A relação da população catarinense com os desastres naturais é “antiga e difícil”. Impactada ao longo de sua história por diversos tipos de eventos, Santa Catarina está no topo da lista entre os Estados brasileiros quanto à frequência e aos impactos decorrentes de eventos extremos do clima agravados pelas mudanças climáticas em escala mundial.
Entre os anos de 1991 e 2021 foram contabilizadas 6.560 ocorrências deste tipo no Estado com 311 mortes, 1,1 milhão de pessoas desabrigadas, 16,1 milhões de moradores atingidos diretamente ou indiretamente, principalmente por desastres hidrológicos como enxurradas, ciclones e secas. Os danos calculados a partir de 1995 são de R$ 12 bilhões de danos totais e prejuízos de R$ 31,9 bilhões no Estado.
Os dados e essa avaliação são do PPDC-SC (Plano Estadual de Proteção e Defesa Civil) e do Atlas Digital de Desastres do Brasil, documento e levantamento realizados pelo Ceped (Centro de Estudos e Pesquisas em Engenharia e Defesa Civil) da UFSC (Universidade Federal de Santa Catarina) e entregues ao governo estadual em março de 2022.
Diante do impacto e da urgência para reduzir os danos de novos desastres em Santa Catarina, o TCE-SC (Tribunal de Contas de Santa Catarina) decidiu cobrar do governo estadual a execução do plano entregue pela UFSC e outras 15 medidas definidas em uma auditoria e processo abertos ainda em 2014 para medir as ações da Defesa Civil catarinense.

§ Extratos dos itens:
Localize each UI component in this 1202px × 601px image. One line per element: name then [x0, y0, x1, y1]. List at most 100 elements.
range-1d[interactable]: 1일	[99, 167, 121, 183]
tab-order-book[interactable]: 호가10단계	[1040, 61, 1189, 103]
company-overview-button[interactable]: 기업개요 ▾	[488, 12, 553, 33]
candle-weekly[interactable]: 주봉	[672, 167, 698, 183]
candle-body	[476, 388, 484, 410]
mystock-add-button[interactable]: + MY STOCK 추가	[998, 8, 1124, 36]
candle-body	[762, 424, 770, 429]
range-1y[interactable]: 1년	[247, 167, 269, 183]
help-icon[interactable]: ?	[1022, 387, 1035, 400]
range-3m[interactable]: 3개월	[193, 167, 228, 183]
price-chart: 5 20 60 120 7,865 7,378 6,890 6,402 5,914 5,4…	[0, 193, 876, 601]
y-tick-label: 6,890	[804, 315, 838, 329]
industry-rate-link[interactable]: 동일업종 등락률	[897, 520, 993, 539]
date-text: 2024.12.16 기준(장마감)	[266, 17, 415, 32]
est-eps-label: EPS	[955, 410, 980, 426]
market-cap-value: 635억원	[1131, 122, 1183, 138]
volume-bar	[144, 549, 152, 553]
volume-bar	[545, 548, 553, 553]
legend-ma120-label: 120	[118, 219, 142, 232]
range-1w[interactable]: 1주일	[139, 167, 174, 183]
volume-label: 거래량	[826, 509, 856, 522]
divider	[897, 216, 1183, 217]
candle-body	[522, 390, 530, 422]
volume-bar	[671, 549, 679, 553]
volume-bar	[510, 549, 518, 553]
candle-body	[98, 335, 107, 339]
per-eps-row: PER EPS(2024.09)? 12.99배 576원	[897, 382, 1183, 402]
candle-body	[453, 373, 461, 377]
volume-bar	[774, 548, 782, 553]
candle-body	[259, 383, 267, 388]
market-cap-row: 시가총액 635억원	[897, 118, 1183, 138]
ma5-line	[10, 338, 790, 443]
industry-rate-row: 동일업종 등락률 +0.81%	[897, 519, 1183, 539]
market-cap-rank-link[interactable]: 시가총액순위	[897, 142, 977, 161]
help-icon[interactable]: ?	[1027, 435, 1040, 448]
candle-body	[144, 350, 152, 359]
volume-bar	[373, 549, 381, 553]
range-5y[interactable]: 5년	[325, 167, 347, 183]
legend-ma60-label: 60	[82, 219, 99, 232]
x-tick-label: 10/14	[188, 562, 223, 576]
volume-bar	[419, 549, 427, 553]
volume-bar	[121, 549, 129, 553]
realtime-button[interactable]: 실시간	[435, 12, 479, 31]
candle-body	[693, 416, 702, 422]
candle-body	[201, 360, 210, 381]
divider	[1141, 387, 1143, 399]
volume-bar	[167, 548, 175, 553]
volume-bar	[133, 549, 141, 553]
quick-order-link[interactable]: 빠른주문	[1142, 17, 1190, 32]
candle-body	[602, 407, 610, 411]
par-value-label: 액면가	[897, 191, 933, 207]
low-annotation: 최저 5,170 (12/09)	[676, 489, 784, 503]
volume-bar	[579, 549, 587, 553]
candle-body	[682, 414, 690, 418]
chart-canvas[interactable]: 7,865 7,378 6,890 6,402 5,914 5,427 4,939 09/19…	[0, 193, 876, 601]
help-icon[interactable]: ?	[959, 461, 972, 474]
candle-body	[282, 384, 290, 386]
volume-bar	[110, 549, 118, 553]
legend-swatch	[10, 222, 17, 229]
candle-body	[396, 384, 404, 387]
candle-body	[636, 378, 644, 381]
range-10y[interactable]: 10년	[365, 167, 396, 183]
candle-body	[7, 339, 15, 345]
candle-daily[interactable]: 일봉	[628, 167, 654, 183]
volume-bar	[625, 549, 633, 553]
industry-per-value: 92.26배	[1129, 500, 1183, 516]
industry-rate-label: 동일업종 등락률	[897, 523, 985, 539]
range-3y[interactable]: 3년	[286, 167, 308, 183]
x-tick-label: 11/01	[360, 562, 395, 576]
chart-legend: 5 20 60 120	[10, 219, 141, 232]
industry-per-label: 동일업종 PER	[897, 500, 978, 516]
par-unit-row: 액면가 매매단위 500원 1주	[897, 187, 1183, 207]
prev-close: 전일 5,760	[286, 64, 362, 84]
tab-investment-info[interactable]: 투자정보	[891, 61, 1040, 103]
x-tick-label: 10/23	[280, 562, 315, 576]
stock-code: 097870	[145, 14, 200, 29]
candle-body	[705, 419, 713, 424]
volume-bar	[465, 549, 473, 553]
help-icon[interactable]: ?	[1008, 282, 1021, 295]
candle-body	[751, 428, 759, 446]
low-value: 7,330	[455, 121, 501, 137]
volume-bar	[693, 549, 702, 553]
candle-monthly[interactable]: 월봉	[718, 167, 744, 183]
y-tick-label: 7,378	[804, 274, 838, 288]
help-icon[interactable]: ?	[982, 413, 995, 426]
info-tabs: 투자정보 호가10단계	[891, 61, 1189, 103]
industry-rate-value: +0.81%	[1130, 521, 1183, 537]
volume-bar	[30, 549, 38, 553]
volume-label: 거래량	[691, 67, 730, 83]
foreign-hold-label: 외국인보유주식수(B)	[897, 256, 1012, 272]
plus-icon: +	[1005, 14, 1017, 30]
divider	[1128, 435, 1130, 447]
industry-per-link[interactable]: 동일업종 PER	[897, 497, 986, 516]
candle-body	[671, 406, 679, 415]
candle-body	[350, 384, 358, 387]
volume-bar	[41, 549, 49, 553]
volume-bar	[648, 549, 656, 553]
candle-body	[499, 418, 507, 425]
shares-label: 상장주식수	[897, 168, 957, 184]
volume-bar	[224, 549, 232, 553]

§ Objetivo do exercício: Redija a continuação do texto sobre os desastres naturais em Santa Catarina, a partir do ponto em que ele termina. Os itens formam um material à parte.

§ Resposta proposta:
A nova auditoria tenta apurar quais são as ações executadas até agora, principalmente de proteção de moradores em áreas de risco e prevenção de desastres provocados por chuvas e deslizamento de terras. A relatoria do caso é do conselheiro Nei Ascari, que já pediu à Secretaria de Estado da Proteção e Defesa Civil quais são as providências e medidas preventivas adotadas, além de ter a proposta de criar um mapeamento permanente das áreas com risco de desastres geológicos e hidrológicos em todo o Estado.
A decisão do pleno da corte de contas de 6 março segue a determinação do TCU (Tribunal de Contas da União), que cobrou do governo federal medidas para evitar tragédias como a que aconteceu durante o Carnaval deste ano no litoral Norte de São Paulo.
Entre as determinações já realizadas pelo Executivo está o apoio do governo estadual aos municípios para “fomentar a elaboração dos planos de contingência municipais”, principalmente entre aqueles incluídos no cadastro nacional de cidades com áreas suscetíveis à ocorrência de deslizamentos de grande impacto, inundações bruscas ou processos geológicos ou hidrológicos.